>> START Listed records
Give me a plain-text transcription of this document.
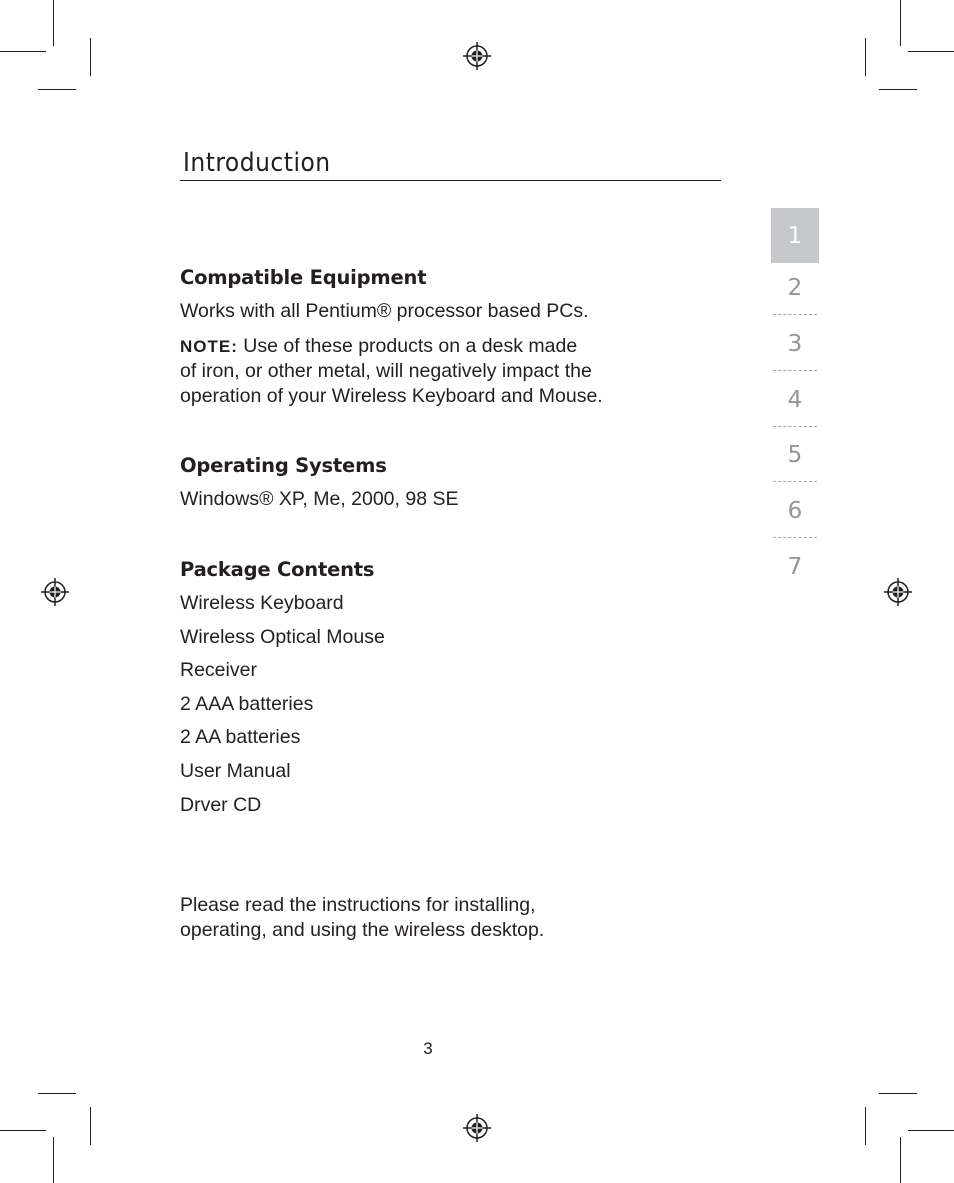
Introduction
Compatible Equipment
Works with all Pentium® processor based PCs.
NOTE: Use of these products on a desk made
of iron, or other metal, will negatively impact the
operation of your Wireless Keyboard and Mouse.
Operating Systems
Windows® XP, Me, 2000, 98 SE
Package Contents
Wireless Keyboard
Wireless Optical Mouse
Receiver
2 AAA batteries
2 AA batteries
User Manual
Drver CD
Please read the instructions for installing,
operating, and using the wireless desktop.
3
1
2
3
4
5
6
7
>> END Listed records
>> START Listed records
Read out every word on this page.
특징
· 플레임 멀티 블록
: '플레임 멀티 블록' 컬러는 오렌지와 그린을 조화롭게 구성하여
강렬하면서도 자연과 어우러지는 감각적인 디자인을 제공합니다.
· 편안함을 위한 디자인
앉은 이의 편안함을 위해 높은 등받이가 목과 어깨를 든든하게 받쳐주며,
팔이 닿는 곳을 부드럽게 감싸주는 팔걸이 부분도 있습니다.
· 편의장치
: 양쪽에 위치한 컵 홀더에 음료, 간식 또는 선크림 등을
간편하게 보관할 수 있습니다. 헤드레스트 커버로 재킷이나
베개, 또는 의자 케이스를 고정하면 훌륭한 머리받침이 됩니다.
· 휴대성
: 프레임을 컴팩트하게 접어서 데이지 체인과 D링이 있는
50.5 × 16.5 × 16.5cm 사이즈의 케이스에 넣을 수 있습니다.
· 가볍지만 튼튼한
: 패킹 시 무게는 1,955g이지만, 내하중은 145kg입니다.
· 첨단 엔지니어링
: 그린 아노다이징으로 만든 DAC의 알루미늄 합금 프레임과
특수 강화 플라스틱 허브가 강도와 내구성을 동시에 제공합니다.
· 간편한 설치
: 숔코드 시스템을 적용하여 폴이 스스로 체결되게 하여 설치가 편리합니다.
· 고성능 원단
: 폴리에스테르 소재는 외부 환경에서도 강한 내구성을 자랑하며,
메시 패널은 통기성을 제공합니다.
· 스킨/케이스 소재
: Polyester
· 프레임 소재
>> END Listed records
» **Written problem**
In the listing above, find the lines holding the word "있습니다" and copy them.

» **Final answer**
팔이 닿는 곳을 부드럽게 감싸주는 팔걸이 부분도 있습니다.
간편하게 보관할 수 있습니다. 헤드레스트 커버로 재킷이나
50.5 × 16.5 × 16.5cm 사이즈의 케이스에 넣을 수 있습니다.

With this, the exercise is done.